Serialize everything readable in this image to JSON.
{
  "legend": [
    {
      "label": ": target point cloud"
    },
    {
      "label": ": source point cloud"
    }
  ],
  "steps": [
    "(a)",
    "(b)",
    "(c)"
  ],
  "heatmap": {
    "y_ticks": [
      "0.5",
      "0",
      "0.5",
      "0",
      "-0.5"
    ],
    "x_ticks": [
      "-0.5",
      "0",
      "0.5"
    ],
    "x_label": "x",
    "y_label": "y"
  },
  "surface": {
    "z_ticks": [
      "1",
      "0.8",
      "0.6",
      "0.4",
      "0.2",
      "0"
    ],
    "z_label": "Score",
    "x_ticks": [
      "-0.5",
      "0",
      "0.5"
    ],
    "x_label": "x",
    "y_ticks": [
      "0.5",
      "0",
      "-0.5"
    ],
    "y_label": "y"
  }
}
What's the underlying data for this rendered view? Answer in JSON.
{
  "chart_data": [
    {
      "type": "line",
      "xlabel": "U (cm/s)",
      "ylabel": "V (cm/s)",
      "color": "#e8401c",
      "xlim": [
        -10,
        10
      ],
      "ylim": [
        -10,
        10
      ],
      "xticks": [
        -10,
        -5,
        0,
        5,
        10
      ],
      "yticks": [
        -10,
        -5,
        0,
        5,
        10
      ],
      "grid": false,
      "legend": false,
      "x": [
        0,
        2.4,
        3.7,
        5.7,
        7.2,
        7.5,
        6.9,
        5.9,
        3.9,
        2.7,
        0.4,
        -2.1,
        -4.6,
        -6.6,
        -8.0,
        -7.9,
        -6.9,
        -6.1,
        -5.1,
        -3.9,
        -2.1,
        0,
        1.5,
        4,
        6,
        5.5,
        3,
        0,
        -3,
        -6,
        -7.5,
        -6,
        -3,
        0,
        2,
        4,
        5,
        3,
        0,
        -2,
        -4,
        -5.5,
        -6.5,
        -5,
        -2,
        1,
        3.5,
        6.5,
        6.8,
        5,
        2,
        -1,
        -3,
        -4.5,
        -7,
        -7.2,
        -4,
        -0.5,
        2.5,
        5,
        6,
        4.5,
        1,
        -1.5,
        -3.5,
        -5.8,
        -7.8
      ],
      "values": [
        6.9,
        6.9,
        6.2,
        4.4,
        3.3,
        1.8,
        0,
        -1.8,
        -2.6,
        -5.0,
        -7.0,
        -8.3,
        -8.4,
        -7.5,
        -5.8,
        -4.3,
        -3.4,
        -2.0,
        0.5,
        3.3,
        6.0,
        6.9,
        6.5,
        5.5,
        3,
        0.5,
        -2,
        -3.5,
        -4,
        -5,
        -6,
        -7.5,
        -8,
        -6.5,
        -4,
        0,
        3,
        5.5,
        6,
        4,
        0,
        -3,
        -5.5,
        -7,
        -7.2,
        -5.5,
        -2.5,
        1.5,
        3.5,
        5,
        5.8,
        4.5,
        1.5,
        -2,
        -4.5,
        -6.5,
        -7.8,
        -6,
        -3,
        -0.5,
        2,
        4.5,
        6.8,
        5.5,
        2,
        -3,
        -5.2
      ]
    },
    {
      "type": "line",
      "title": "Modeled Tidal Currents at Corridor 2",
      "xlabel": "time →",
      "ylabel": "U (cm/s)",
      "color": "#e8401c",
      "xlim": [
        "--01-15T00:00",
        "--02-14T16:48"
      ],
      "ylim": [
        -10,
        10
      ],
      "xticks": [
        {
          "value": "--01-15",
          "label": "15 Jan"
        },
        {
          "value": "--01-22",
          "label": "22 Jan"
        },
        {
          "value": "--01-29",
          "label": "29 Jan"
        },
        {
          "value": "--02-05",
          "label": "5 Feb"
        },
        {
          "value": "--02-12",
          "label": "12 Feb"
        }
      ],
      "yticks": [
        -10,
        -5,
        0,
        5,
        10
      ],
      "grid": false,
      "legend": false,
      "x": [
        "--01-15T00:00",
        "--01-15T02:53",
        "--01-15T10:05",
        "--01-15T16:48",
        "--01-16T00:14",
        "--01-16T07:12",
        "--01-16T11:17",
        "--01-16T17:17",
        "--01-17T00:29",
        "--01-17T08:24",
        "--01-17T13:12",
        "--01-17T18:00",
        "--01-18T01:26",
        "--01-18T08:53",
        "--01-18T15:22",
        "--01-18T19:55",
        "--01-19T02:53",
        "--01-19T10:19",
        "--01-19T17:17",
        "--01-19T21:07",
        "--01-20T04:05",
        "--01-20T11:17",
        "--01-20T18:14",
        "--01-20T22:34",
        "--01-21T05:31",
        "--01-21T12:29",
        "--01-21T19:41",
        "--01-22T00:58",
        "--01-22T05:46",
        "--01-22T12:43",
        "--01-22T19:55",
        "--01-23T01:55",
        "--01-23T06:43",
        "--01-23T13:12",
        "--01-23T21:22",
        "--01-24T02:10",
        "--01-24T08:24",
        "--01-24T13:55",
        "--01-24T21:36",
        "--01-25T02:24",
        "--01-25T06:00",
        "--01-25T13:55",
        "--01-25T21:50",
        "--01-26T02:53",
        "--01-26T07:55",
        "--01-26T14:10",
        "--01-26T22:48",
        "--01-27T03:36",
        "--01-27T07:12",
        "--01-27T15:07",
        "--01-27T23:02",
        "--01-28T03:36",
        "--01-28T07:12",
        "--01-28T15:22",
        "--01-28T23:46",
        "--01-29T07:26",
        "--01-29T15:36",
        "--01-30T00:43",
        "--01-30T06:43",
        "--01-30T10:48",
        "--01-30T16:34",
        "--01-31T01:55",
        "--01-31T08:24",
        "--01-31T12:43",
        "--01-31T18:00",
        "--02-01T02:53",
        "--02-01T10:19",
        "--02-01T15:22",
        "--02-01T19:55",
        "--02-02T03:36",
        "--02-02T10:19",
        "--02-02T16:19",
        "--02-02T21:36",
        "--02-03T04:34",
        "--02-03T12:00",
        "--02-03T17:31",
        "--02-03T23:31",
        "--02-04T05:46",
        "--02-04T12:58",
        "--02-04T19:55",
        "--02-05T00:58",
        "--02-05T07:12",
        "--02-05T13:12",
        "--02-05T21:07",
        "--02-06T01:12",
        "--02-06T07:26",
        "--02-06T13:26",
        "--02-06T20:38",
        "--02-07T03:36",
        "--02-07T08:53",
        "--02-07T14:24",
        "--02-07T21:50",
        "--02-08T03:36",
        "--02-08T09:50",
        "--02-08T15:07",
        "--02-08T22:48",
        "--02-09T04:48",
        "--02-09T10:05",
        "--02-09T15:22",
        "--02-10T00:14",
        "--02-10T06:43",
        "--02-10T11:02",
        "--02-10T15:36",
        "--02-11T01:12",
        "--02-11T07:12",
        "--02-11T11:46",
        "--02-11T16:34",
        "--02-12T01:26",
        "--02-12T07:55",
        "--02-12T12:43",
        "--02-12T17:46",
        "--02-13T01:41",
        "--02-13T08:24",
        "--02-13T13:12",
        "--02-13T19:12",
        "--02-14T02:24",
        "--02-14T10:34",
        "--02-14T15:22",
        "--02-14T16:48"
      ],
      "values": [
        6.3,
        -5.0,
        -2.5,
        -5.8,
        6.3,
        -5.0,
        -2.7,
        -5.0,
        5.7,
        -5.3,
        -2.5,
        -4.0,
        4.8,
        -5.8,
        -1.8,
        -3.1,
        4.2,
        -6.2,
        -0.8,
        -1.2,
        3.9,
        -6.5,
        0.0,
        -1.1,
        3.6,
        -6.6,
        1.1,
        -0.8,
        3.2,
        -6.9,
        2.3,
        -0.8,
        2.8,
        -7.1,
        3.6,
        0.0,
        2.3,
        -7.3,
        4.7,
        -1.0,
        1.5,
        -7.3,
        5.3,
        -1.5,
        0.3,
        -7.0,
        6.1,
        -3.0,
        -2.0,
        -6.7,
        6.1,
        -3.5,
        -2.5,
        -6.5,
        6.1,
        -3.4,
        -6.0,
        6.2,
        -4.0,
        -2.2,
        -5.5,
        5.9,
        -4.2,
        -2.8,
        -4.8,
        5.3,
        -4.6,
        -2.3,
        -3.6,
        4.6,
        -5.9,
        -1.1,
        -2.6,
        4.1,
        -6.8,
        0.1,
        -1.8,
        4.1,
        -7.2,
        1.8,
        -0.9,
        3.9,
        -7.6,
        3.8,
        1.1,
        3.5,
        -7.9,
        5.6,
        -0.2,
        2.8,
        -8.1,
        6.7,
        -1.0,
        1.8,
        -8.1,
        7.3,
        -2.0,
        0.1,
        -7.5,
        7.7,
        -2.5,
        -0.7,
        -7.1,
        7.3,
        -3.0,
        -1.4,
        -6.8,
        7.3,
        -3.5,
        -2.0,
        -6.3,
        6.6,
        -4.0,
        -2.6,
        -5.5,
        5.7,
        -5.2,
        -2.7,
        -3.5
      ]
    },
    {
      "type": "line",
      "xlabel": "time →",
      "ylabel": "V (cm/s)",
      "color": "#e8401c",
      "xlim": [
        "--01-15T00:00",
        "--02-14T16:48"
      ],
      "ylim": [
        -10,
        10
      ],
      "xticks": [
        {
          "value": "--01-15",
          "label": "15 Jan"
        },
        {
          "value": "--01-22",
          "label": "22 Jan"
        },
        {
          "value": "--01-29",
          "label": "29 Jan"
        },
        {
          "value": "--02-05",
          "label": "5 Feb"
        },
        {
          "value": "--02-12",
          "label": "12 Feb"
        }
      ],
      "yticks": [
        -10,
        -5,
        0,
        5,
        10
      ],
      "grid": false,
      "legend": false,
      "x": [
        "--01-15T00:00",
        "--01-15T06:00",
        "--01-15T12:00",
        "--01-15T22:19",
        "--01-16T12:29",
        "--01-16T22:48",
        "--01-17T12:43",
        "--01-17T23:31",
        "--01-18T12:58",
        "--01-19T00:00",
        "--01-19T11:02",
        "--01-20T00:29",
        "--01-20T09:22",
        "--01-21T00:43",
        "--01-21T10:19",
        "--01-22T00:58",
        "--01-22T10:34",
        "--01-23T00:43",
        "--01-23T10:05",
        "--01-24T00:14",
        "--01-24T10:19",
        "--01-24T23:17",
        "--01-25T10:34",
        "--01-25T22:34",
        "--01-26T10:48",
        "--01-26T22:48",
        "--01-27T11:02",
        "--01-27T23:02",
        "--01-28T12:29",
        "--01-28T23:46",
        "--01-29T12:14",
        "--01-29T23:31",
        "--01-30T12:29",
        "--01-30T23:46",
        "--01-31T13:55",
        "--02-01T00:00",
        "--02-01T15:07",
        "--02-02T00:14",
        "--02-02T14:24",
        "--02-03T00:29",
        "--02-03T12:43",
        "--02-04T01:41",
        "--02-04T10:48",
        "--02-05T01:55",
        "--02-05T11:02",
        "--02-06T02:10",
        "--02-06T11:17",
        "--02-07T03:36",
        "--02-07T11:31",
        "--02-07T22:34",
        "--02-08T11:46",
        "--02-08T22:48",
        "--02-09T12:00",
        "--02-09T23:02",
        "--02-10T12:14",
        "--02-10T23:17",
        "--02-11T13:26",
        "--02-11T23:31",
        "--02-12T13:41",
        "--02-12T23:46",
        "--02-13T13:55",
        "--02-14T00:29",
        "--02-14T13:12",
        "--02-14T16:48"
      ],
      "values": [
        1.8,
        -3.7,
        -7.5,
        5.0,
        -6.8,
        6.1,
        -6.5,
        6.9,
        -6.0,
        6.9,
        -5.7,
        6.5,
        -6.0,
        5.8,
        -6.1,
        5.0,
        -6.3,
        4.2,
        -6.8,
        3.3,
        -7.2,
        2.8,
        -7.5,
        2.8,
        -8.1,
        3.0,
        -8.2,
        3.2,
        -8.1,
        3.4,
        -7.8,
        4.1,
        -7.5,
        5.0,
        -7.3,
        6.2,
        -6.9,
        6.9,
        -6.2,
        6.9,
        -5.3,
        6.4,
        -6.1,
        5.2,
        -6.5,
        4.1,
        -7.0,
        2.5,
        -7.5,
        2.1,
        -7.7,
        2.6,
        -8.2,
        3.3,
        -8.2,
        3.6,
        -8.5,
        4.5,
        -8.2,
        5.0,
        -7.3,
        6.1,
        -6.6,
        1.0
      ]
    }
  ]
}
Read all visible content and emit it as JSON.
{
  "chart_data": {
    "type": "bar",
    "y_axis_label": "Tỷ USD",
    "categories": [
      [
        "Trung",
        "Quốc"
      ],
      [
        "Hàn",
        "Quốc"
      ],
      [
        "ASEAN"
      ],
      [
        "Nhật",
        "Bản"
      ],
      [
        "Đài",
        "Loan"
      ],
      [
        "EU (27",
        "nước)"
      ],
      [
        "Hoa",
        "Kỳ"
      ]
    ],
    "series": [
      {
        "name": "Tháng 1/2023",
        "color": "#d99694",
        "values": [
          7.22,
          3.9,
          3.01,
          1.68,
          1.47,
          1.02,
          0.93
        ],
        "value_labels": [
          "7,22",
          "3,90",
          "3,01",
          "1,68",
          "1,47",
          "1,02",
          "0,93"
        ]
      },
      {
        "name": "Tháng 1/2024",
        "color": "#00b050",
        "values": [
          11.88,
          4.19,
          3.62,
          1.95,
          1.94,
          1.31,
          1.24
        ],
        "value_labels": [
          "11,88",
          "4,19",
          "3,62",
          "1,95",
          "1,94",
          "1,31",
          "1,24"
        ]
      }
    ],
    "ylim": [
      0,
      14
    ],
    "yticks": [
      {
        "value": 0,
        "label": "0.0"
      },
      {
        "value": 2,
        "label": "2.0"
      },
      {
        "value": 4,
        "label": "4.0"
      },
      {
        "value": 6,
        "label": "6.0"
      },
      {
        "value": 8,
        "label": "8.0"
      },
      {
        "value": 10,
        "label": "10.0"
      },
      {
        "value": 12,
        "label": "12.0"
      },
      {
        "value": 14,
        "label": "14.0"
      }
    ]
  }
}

**Stated goal**
Read through the entries and copy every line that includes "cloud".

**Full answer**
      "label": ": target point cloud"
      "label": ": source point cloud"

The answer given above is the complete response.